◆ **GIVEN INSTRUCTION**: Go through the entries below and write each one out exactly.

Saved entries
····················

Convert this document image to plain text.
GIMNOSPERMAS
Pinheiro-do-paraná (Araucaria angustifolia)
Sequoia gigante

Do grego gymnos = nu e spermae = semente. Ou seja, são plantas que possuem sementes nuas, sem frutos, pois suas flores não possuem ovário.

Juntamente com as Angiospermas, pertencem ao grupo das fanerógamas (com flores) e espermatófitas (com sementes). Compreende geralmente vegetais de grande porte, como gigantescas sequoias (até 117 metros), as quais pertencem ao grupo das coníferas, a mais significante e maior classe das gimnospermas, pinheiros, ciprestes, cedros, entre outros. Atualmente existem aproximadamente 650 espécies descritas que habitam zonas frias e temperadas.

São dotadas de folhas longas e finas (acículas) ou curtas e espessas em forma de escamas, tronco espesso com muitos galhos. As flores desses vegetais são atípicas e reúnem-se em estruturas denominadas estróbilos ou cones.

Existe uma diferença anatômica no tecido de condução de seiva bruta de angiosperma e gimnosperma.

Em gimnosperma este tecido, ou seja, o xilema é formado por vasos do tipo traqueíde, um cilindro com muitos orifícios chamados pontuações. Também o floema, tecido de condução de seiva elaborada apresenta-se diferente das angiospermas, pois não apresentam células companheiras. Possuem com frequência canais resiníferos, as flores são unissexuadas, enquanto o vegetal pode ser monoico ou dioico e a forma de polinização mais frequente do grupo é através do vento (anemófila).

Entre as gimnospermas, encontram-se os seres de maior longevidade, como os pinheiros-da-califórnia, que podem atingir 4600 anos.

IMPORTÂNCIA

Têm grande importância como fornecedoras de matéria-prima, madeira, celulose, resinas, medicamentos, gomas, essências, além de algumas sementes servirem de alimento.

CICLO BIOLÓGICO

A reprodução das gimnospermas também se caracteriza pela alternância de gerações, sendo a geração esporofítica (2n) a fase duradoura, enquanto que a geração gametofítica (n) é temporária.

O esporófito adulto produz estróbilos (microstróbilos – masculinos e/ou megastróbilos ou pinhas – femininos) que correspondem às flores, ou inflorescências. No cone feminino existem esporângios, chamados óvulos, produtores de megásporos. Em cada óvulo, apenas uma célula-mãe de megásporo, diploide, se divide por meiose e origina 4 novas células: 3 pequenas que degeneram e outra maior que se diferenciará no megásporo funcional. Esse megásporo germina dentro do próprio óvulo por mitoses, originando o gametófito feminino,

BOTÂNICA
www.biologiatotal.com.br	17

····················

◆ **PROBLEM SOLUTION**:
Convert this document image to plain text.
GIMNOSPERMAS
Pinheiro-do-paraná (Araucaria angustifolia)
Sequoia gigante

Do grego gymnos = nu e spermae = semente. Ou seja, são plantas que possuem sementes nuas, sem frutos, pois suas flores não possuem ovário.

Juntamente com as Angiospermas, pertencem ao grupo das fanerógamas (com flores) e espermatófitas (com sementes). Compreende geralmente vegetais de grande porte, como gigantescas sequoias (até 117 metros), as quais pertencem ao grupo das coníferas, a mais significante e maior classe das gimnospermas, pinheiros, ciprestes, cedros, entre outros. Atualmente existem aproximadamente 650 espécies descritas que habitam zonas frias e temperadas.

São dotadas de folhas longas e finas (acículas) ou curtas e espessas em forma de escamas, tronco espesso com muitos galhos. As flores desses vegetais são atípicas e reúnem-se em estruturas denominadas estróbilos ou cones.

Existe uma diferença anatômica no tecido de condução de seiva bruta de angiosperma e gimnosperma.

Em gimnosperma este tecido, ou seja, o xilema é formado por vasos do tipo traqueíde, um cilindro com muitos orifícios chamados pontuações. Também o floema, tecido de condução de seiva elaborada apresenta-se diferente das angiospermas, pois não apresentam células companheiras. Possuem com frequência canais resiníferos, as flores são unissexuadas, enquanto o vegetal pode ser monoico ou dioico e a forma de polinização mais frequente do grupo é através do vento (anemófila).

Entre as gimnospermas, encontram-se os seres de maior longevidade, como os pinheiros-da-califórnia, que podem atingir 4600 anos.

IMPORTÂNCIA

Têm grande importância como fornecedoras de matéria-prima, madeira, celulose, resinas, medicamentos, gomas, essências, além de algumas sementes servirem de alimento.

CICLO BIOLÓGICO

A reprodução das gimnospermas também se caracteriza pela alternância de gerações, sendo a geração esporofítica (2n) a fase duradoura, enquanto que a geração gametofítica (n) é temporária.

O esporófito adulto produz estróbilos (microstróbilos – masculinos e/ou megastróbilos ou pinhas – femininos) que correspondem às flores, ou inflorescências. No cone feminino existem esporângios, chamados óvulos, produtores de megásporos. Em cada óvulo, apenas uma célula-mãe de megásporo, diploide, se divide por meiose e origina 4 novas células: 3 pequenas que degeneram e outra maior que se diferenciará no megásporo funcional. Esse megásporo germina dentro do próprio óvulo por mitoses, originando o gametófito feminino,

BOTÂNICA
www.biologiatotal.com.br	17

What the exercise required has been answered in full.